### RECORDS PROVIDED
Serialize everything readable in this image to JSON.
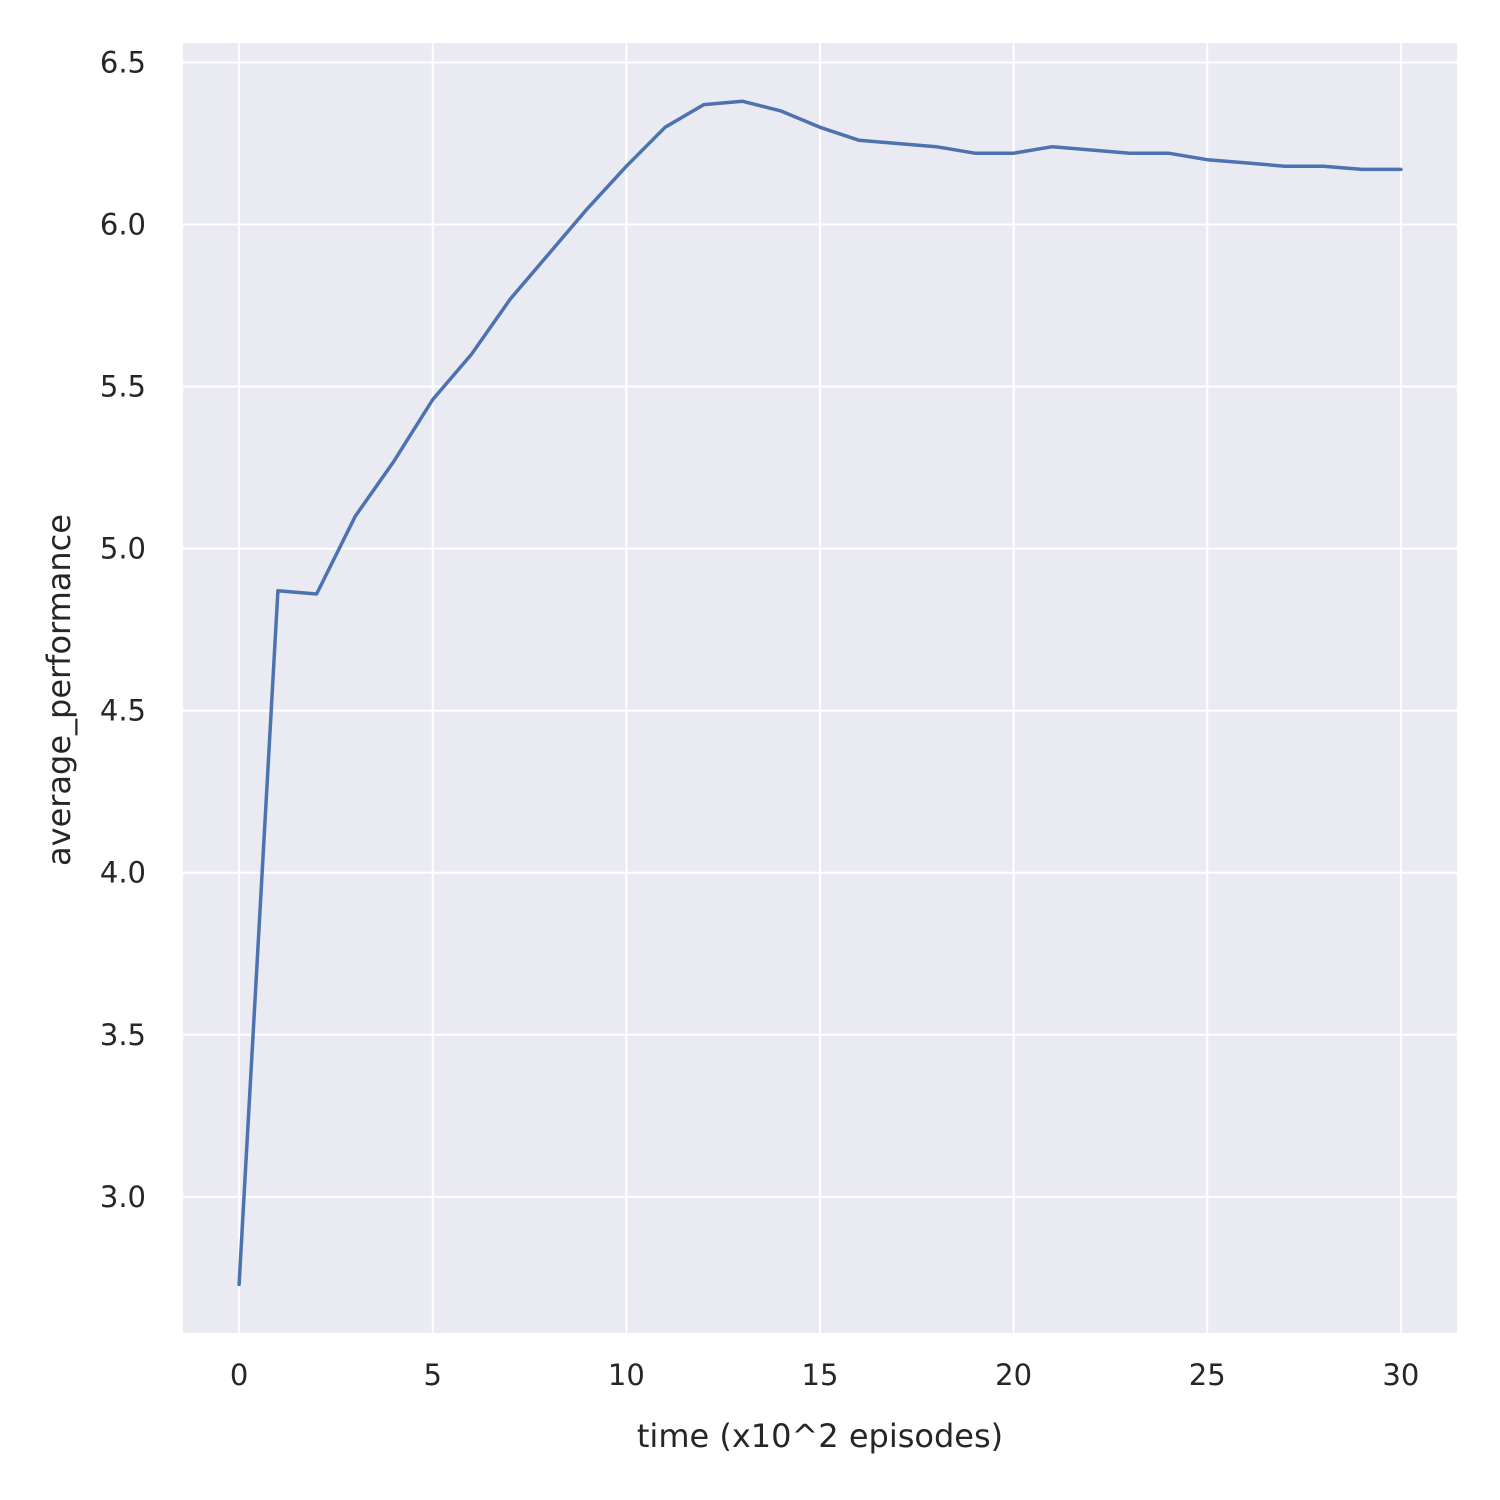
{
  "chart_data": {
    "type": "line",
    "xlabel": "time (x10^2 episodes)",
    "ylabel": "average_performance",
    "xlim": [
      -1.45,
      31.45
    ],
    "ylim": [
      2.58,
      6.56
    ],
    "xticks": [
      0,
      5,
      10,
      15,
      20,
      25,
      30
    ],
    "xtick_labels": [
      "0",
      "5",
      "10",
      "15",
      "20",
      "25",
      "30"
    ],
    "yticks": [
      3.0,
      3.5,
      4.0,
      4.5,
      5.0,
      5.5,
      6.0,
      6.5
    ],
    "ytick_labels": [
      "3.0",
      "3.5",
      "4.0",
      "4.5",
      "5.0",
      "5.5",
      "6.0",
      "6.5"
    ],
    "grid": true,
    "background_color": "#eaeaf2",
    "grid_color": "#ffffff",
    "series": [
      {
        "color": "#4c72b0",
        "x": [
          0,
          1,
          2,
          3,
          4,
          5,
          6,
          7,
          8,
          9,
          10,
          11,
          12,
          13,
          14,
          15,
          16,
          17,
          18,
          19,
          20,
          21,
          22,
          23,
          24,
          25,
          26,
          27,
          28,
          29,
          30
        ],
        "y": [
          2.73,
          4.87,
          4.86,
          5.1,
          5.27,
          5.46,
          5.6,
          5.77,
          5.91,
          6.05,
          6.18,
          6.3,
          6.37,
          6.38,
          6.35,
          6.3,
          6.26,
          6.25,
          6.24,
          6.22,
          6.22,
          6.24,
          6.23,
          6.22,
          6.22,
          6.2,
          6.19,
          6.18,
          6.18,
          6.17,
          6.17
        ]
      }
    ]
  }
}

### WRITTEN PROBLEM
Without the pictures, retype the whole of the material above exactly.

### RESULT BELOW
Serialize everything readable in this image to JSON.
{
  "chart_data": {
    "type": "line",
    "xlabel": "time (x10^2 episodes)",
    "ylabel": "average_performance",
    "xlim": [
      -1.45,
      31.45
    ],
    "ylim": [
      2.58,
      6.56
    ],
    "xticks": [
      0,
      5,
      10,
      15,
      20,
      25,
      30
    ],
    "xtick_labels": [
      "0",
      "5",
      "10",
      "15",
      "20",
      "25",
      "30"
    ],
    "yticks": [
      3.0,
      3.5,
      4.0,
      4.5,
      5.0,
      5.5,
      6.0,
      6.5
    ],
    "ytick_labels": [
      "3.0",
      "3.5",
      "4.0",
      "4.5",
      "5.0",
      "5.5",
      "6.0",
      "6.5"
    ],
    "grid": true,
    "background_color": "#eaeaf2",
    "grid_color": "#ffffff",
    "series": [
      {
        "color": "#4c72b0",
        "x": [
          0,
          1,
          2,
          3,
          4,
          5,
          6,
          7,
          8,
          9,
          10,
          11,
          12,
          13,
          14,
          15,
          16,
          17,
          18,
          19,
          20,
          21,
          22,
          23,
          24,
          25,
          26,
          27,
          28,
          29,
          30
        ],
        "y": [
          2.73,
          4.87,
          4.86,
          5.1,
          5.27,
          5.46,
          5.6,
          5.77,
          5.91,
          6.05,
          6.18,
          6.3,
          6.37,
          6.38,
          6.35,
          6.3,
          6.26,
          6.25,
          6.24,
          6.22,
          6.22,
          6.24,
          6.23,
          6.22,
          6.22,
          6.2,
          6.19,
          6.18,
          6.18,
          6.17,
          6.17
        ]
      }
    ]
  }
}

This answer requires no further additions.